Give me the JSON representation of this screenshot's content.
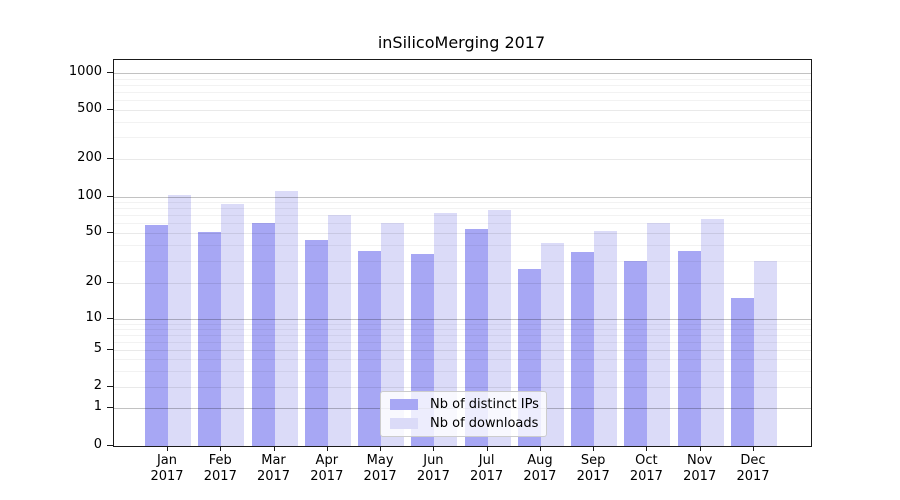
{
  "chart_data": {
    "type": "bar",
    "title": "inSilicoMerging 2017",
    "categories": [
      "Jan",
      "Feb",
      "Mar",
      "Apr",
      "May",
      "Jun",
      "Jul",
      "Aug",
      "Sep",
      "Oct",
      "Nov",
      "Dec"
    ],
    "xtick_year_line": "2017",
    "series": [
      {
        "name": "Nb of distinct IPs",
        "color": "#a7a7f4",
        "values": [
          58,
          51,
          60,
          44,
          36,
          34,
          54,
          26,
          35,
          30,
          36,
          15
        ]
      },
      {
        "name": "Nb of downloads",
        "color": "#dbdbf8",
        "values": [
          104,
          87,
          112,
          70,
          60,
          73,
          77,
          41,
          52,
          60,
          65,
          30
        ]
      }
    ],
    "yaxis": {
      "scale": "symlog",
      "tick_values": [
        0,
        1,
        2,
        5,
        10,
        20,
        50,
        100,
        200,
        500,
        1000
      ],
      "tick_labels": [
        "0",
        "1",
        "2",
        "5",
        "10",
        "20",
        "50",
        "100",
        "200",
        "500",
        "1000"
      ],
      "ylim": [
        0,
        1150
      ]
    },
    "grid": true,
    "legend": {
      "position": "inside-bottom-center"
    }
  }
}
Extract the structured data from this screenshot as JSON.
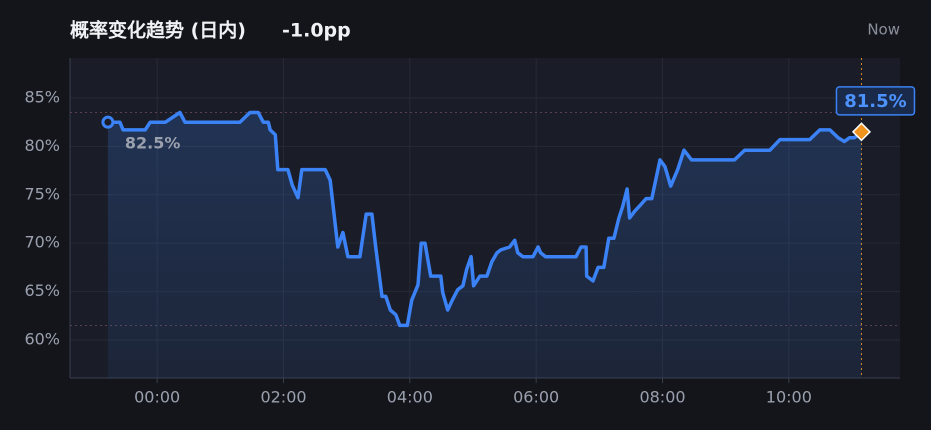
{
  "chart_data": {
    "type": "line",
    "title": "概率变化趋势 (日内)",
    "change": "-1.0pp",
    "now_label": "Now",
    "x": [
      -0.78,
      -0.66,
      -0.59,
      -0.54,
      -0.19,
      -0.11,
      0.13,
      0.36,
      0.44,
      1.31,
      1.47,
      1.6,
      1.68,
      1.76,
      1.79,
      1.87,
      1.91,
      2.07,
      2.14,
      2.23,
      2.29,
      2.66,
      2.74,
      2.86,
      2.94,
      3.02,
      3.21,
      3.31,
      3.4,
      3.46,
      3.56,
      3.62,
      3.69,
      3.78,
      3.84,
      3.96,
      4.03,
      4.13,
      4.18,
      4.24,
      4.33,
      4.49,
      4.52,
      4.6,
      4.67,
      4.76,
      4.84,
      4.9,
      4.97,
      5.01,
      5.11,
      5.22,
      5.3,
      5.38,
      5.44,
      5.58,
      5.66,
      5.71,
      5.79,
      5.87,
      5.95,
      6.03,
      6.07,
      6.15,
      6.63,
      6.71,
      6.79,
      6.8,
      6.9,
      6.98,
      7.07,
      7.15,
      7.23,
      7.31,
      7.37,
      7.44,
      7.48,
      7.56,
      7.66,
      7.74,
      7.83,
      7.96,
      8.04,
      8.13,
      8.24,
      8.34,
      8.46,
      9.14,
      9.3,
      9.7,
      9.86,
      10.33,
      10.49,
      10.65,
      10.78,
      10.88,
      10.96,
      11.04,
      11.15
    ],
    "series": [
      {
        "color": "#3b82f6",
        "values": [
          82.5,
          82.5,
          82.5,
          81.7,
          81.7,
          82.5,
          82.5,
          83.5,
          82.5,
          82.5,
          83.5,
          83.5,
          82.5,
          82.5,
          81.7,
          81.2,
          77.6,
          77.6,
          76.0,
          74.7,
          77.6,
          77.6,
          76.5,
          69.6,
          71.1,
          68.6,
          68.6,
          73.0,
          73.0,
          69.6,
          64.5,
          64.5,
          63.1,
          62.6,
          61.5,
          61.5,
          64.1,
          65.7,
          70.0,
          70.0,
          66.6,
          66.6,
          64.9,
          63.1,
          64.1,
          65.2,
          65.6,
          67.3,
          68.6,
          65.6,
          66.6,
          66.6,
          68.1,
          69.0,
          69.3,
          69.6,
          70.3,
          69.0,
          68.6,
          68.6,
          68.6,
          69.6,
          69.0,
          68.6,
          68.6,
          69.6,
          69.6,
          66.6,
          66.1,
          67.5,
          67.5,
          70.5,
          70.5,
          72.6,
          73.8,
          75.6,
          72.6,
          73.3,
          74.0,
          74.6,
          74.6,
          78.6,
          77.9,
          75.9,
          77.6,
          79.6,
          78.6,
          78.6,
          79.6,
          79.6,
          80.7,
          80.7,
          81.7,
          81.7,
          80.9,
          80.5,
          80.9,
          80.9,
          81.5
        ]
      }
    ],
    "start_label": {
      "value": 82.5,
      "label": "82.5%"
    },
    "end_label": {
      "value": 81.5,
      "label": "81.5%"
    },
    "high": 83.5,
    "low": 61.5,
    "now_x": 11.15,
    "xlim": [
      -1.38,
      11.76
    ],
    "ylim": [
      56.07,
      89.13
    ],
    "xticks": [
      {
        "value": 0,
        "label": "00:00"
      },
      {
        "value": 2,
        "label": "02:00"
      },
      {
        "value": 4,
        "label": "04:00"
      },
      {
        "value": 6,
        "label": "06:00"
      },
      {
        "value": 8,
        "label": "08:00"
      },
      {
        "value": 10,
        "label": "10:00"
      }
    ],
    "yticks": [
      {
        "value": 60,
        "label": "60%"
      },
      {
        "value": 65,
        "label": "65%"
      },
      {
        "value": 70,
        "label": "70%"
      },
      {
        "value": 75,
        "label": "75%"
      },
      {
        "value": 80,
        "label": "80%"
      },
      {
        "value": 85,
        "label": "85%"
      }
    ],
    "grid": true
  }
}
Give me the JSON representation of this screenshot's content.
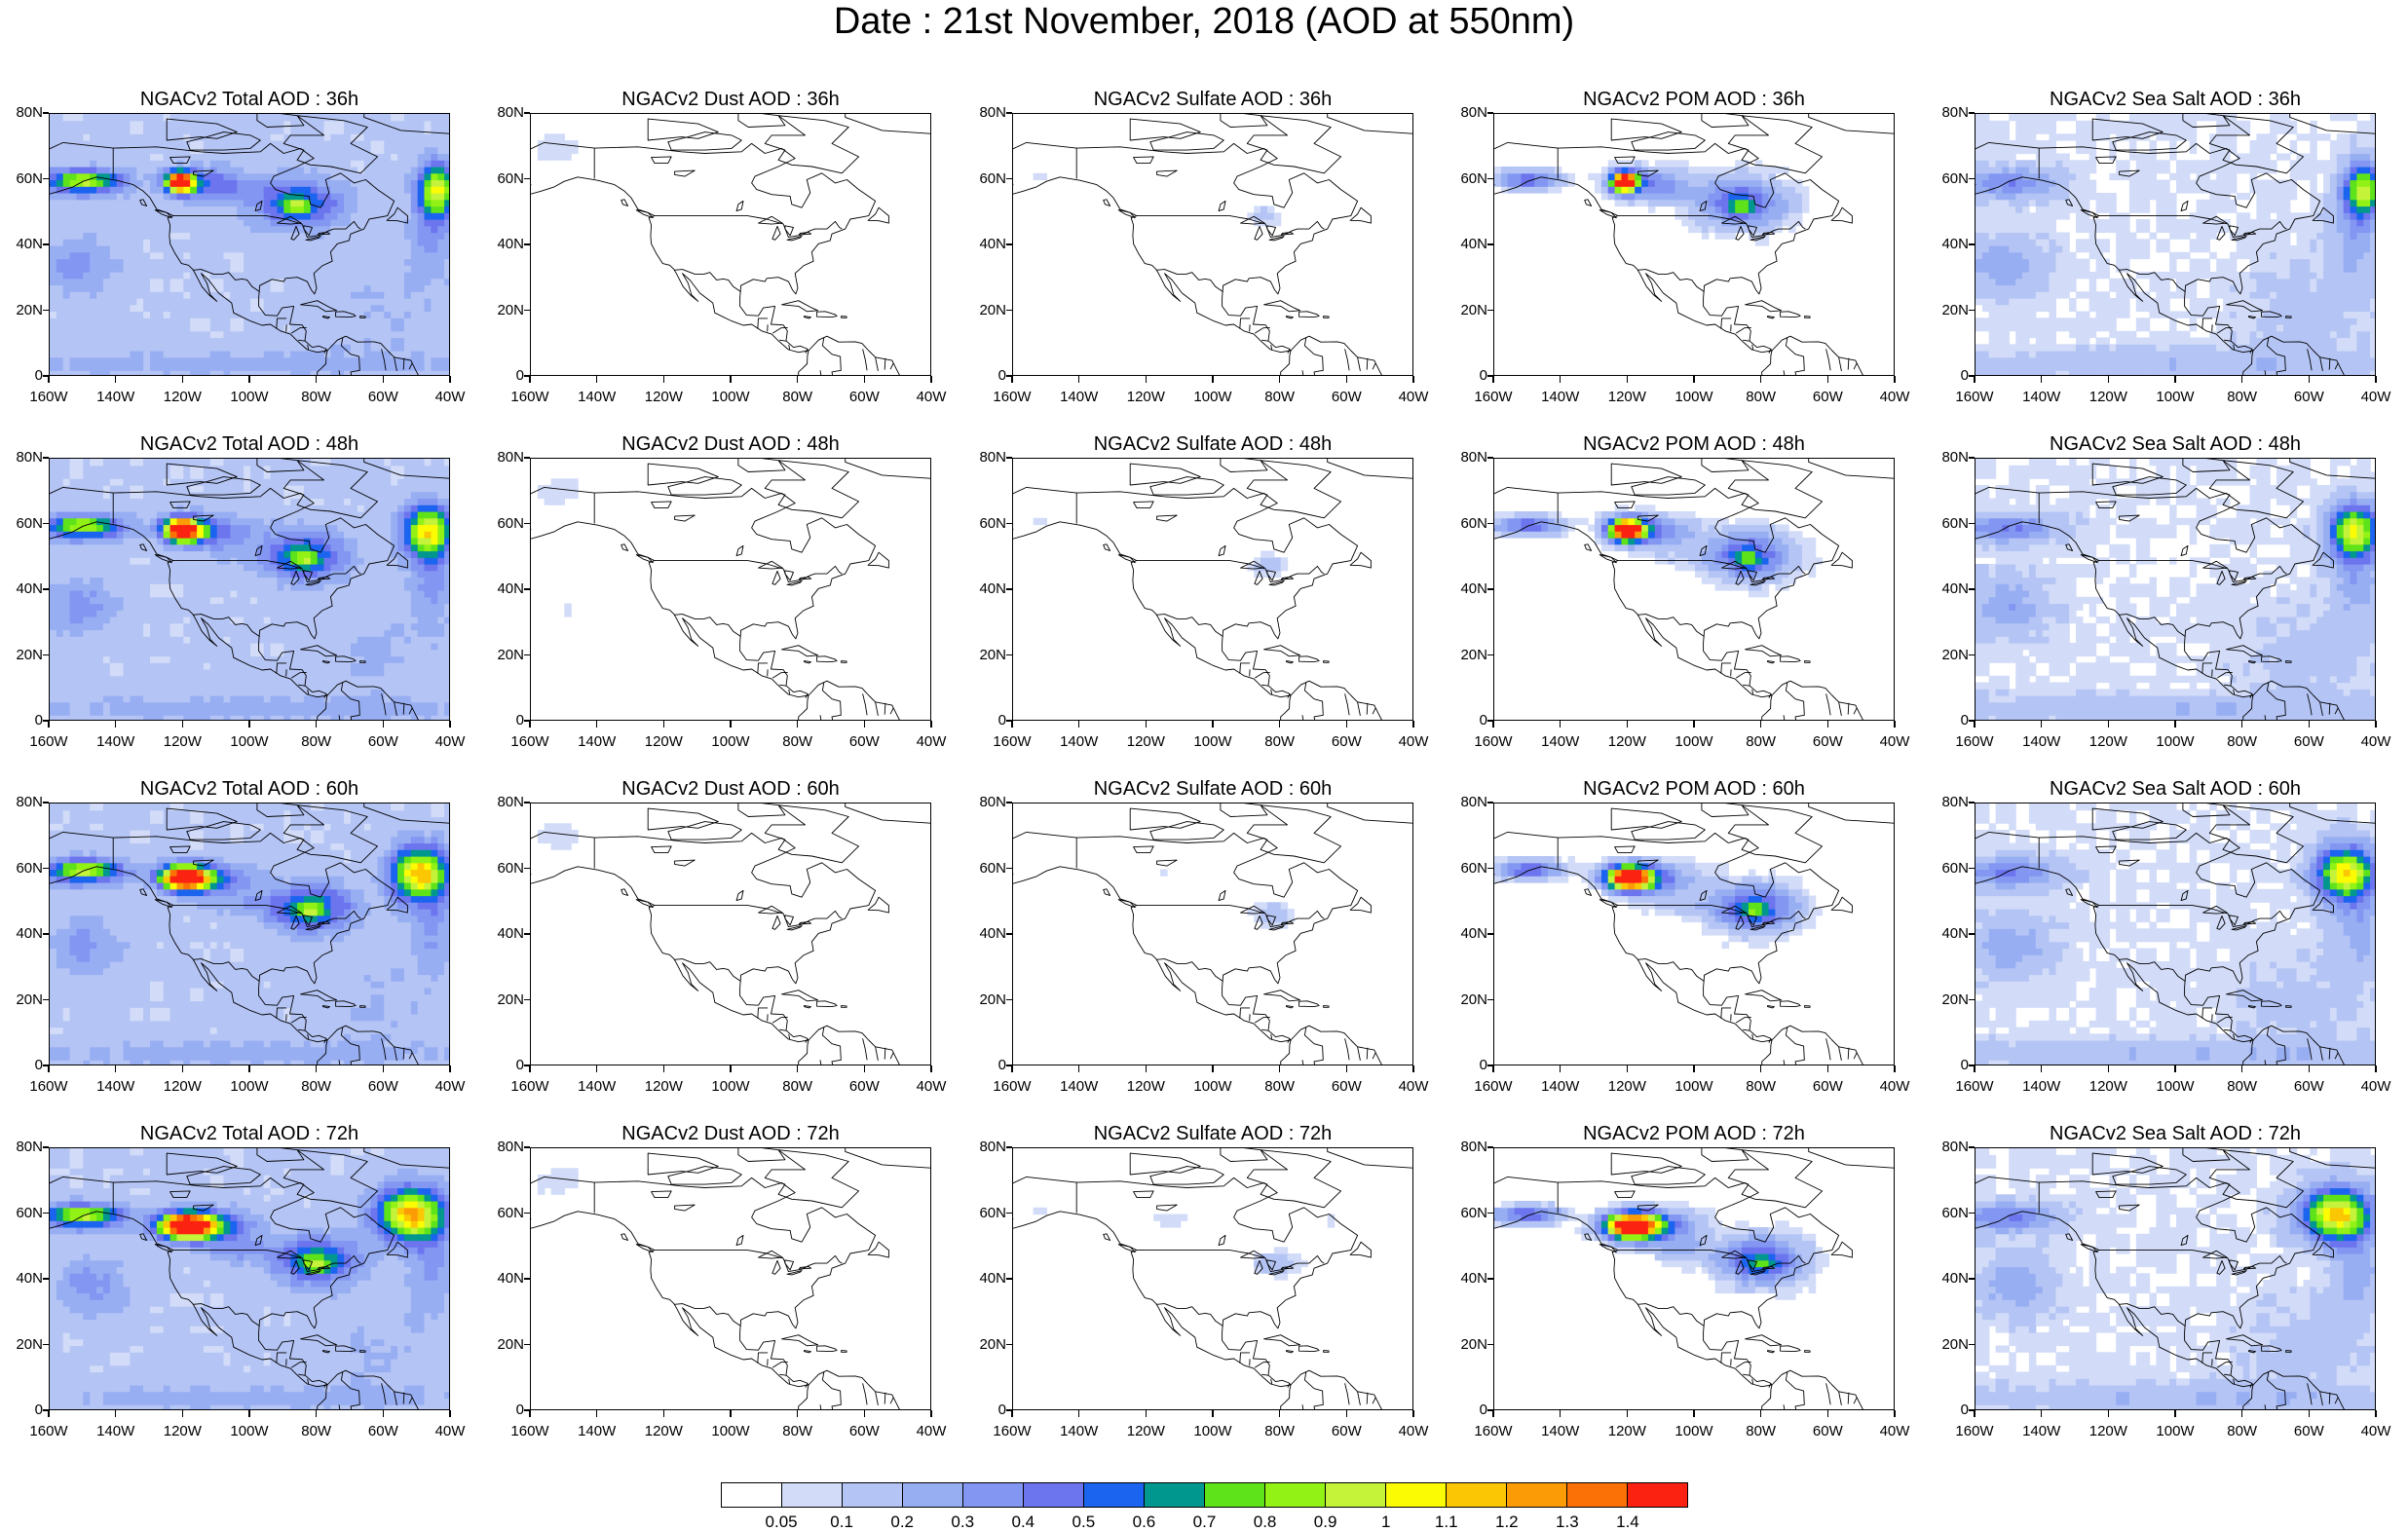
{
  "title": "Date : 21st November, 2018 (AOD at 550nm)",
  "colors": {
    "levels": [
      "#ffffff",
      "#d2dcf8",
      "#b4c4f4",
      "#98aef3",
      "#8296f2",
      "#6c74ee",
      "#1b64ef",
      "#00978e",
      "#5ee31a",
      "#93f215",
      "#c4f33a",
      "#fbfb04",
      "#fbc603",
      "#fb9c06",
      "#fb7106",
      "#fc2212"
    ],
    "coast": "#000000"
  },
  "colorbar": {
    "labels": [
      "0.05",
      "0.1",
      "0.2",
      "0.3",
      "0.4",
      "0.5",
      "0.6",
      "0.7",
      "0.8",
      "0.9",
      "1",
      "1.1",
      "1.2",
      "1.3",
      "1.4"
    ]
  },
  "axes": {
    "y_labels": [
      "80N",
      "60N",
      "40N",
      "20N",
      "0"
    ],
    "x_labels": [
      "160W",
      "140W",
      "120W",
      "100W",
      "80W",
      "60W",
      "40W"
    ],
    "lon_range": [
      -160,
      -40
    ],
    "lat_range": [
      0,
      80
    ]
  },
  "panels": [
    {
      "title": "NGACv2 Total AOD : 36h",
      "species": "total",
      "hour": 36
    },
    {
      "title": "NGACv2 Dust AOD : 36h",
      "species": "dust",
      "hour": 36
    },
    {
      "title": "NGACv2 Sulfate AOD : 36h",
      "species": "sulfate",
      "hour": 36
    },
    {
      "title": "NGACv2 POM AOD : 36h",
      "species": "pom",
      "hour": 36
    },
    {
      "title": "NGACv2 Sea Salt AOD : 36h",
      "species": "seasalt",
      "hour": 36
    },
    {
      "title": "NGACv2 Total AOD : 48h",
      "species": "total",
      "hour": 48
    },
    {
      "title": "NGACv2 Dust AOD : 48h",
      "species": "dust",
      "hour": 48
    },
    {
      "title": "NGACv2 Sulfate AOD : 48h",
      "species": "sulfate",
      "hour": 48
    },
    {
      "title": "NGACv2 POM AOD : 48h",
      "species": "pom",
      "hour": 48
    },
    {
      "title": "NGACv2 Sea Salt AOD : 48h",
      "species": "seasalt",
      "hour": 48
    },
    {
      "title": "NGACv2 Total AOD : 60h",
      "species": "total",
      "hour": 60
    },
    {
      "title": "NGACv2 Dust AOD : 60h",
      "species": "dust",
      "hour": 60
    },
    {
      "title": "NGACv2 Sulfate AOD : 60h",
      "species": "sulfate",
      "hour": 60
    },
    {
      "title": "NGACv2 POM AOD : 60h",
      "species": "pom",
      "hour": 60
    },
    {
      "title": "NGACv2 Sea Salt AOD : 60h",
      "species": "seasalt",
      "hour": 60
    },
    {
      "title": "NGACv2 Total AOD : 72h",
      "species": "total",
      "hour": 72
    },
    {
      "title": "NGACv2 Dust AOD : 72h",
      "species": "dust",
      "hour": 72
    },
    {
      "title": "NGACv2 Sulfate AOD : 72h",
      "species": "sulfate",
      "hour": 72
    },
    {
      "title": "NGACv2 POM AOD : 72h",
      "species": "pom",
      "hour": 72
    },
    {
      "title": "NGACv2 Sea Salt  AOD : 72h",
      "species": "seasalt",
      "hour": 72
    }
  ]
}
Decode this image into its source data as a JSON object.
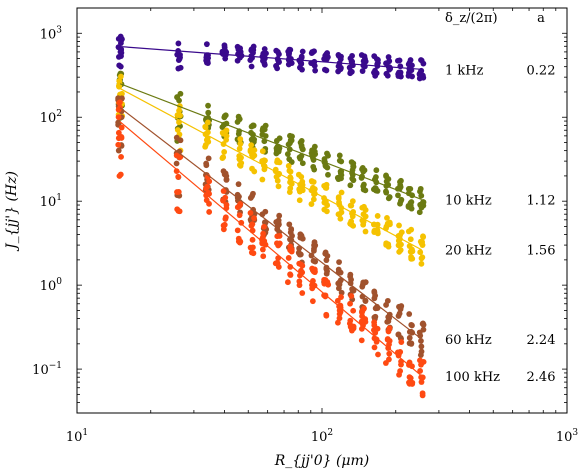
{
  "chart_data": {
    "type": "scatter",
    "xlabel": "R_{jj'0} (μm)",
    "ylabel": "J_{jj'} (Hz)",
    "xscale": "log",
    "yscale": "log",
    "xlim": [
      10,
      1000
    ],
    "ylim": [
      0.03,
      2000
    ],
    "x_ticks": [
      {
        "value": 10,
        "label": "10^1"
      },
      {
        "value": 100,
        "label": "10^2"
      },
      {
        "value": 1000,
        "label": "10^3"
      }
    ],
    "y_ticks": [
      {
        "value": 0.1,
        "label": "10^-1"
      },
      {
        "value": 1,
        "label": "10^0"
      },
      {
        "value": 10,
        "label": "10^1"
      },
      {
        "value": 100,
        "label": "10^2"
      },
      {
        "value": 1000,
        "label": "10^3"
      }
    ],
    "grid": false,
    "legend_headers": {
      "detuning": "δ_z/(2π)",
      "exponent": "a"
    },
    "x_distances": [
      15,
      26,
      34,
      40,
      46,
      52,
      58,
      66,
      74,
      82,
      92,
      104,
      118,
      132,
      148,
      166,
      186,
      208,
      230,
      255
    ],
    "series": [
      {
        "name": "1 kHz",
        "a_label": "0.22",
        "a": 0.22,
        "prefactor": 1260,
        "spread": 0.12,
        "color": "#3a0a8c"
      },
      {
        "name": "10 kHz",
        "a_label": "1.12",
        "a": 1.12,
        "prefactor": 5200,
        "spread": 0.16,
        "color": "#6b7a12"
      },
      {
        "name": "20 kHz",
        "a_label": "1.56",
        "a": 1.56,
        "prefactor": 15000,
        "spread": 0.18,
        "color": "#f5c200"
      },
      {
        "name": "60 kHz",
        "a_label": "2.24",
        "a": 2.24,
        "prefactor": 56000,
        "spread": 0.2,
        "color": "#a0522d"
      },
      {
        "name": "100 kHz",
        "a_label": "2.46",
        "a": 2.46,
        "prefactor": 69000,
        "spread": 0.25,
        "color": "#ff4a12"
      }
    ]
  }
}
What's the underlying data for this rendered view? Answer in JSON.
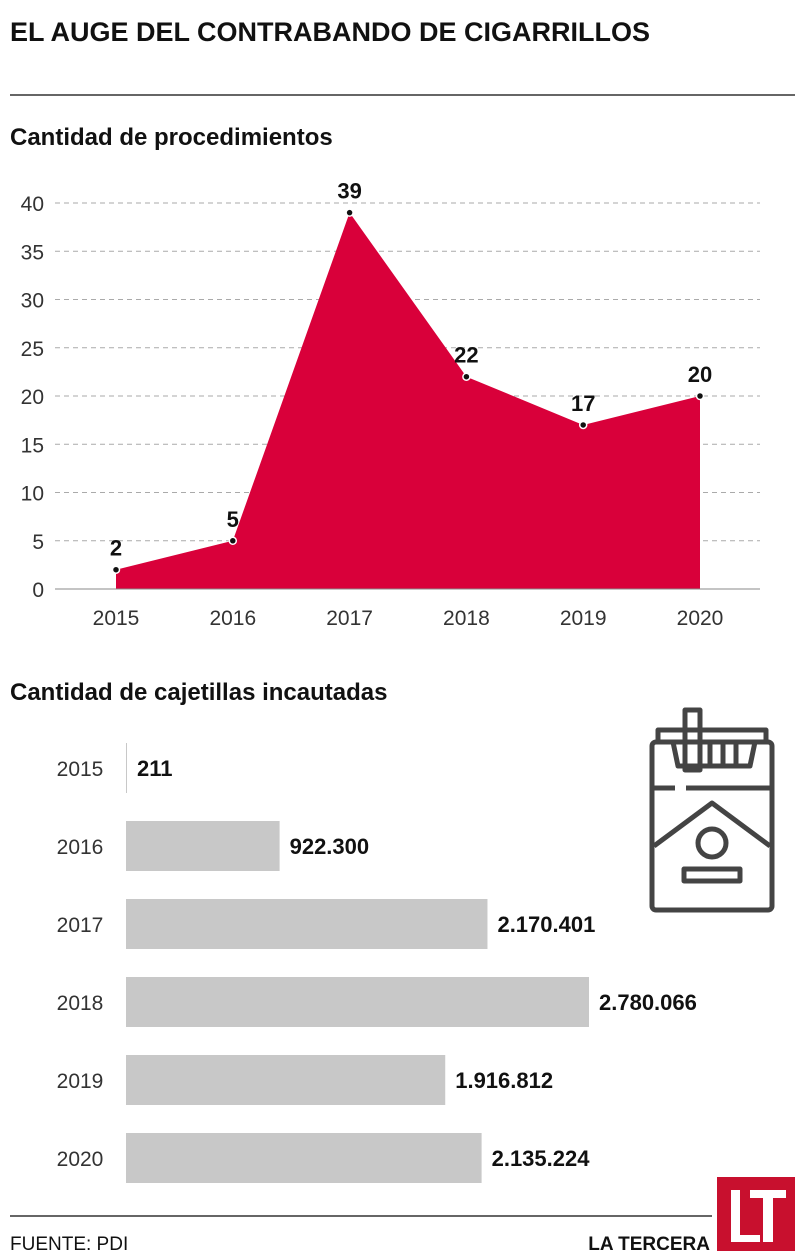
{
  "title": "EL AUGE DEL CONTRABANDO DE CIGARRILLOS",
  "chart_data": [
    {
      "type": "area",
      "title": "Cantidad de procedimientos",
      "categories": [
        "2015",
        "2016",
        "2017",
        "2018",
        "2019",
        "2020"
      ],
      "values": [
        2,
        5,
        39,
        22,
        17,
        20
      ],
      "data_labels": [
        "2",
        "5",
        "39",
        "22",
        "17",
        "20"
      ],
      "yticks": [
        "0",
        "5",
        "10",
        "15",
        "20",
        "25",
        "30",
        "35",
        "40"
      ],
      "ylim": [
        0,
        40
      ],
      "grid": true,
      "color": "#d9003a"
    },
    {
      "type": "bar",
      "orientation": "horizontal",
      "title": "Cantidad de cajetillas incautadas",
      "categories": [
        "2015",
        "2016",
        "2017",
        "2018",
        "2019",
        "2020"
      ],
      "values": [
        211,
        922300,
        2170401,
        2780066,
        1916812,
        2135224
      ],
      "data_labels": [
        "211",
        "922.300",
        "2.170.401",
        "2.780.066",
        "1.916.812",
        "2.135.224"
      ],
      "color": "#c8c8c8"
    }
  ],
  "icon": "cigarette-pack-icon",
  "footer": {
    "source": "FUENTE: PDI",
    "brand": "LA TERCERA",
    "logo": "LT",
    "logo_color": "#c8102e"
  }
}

- GOAL
Give the number of lines in the entries that include the string "source", and nothing more.

- WRITTEN REPLY
2